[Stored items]
□ □ □ □ □ □ □
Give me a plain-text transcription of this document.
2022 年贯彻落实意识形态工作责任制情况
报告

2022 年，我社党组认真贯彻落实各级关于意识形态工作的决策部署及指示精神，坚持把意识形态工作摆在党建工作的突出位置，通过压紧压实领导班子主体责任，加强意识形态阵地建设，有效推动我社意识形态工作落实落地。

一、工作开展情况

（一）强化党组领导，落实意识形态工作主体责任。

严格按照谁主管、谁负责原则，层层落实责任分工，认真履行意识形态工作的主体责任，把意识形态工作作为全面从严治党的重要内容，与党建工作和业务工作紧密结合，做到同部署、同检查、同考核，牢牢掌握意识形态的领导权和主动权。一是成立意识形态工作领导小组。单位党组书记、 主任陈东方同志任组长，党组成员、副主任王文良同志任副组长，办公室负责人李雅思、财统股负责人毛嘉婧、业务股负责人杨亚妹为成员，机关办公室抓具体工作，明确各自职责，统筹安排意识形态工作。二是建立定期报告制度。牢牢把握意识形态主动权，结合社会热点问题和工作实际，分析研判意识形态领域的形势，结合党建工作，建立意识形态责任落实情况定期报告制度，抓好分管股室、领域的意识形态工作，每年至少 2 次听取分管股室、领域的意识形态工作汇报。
□ □ □ □ □ □ □
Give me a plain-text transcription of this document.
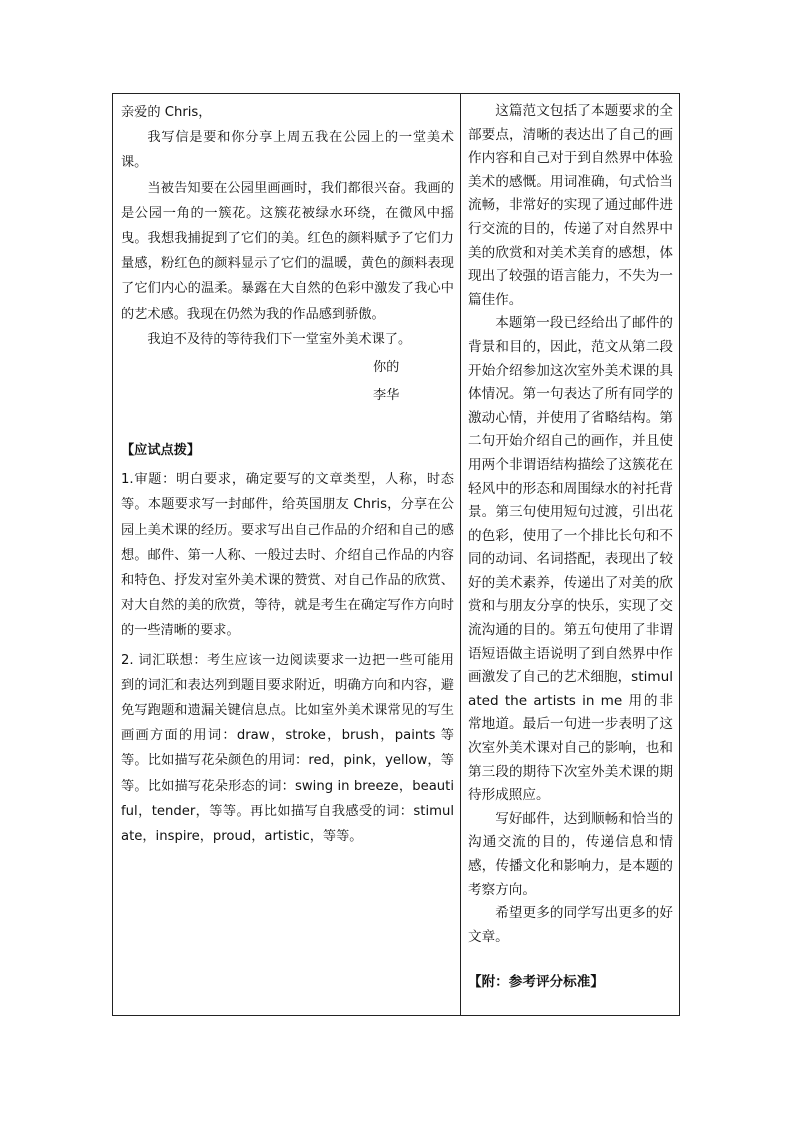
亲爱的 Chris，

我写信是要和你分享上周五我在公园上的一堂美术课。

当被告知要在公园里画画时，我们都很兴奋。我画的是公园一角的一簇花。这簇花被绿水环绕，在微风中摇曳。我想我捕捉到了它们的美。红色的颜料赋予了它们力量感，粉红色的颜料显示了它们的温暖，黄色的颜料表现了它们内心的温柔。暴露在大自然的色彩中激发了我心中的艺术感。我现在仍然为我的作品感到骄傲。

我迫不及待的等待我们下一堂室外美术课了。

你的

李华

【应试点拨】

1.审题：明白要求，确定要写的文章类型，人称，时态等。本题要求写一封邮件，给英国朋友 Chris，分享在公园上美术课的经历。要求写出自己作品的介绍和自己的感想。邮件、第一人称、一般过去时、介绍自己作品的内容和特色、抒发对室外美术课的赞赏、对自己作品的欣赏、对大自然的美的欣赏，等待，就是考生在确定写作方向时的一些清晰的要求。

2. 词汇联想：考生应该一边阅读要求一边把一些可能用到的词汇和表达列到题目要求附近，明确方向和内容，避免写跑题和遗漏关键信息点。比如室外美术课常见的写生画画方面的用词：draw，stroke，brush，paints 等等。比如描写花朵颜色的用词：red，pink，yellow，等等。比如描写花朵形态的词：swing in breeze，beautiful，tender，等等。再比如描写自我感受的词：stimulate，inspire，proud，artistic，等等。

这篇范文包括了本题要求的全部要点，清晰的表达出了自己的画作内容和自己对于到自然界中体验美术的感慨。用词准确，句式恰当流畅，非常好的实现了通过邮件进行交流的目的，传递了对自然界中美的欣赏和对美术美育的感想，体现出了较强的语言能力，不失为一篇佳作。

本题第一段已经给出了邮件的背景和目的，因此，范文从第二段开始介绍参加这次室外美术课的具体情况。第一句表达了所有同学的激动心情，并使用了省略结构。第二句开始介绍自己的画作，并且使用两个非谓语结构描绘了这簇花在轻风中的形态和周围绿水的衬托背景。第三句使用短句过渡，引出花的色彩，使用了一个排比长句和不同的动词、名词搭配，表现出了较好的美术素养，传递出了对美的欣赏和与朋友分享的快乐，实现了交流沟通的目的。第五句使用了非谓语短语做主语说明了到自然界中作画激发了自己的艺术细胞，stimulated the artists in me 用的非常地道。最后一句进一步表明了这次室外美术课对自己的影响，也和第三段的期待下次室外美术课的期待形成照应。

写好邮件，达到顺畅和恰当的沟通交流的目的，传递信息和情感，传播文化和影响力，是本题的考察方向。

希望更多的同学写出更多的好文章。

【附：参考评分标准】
□ □ □ □ □ □ □
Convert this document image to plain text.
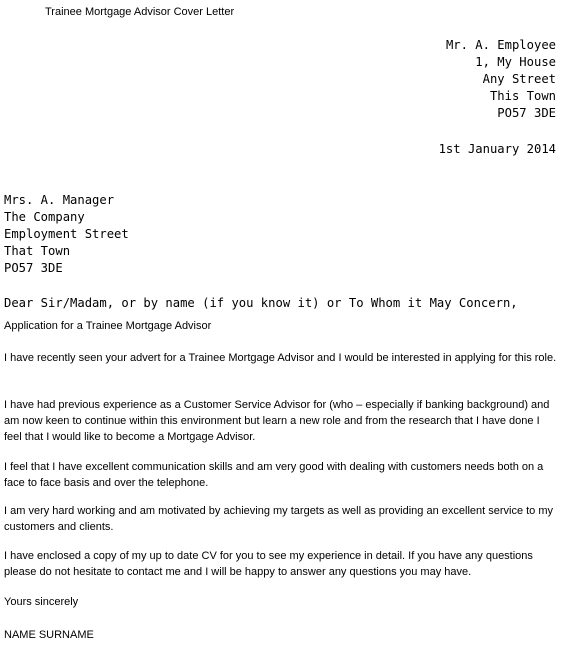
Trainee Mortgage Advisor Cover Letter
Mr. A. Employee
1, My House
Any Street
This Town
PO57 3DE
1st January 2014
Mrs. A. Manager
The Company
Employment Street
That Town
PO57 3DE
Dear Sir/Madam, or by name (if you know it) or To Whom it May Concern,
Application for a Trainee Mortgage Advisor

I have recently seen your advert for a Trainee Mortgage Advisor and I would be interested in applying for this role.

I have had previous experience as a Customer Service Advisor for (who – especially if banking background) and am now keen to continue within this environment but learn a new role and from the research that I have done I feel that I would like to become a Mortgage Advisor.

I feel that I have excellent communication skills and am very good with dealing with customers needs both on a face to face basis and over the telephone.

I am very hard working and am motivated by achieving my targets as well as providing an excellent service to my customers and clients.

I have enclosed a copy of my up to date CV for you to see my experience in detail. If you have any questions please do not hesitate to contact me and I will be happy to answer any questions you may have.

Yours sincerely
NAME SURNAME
□ □ □ □ □ □ □
Report the number of lines in the listing above that include the word "Trainee", and nothing else.

> **Correct response**:
3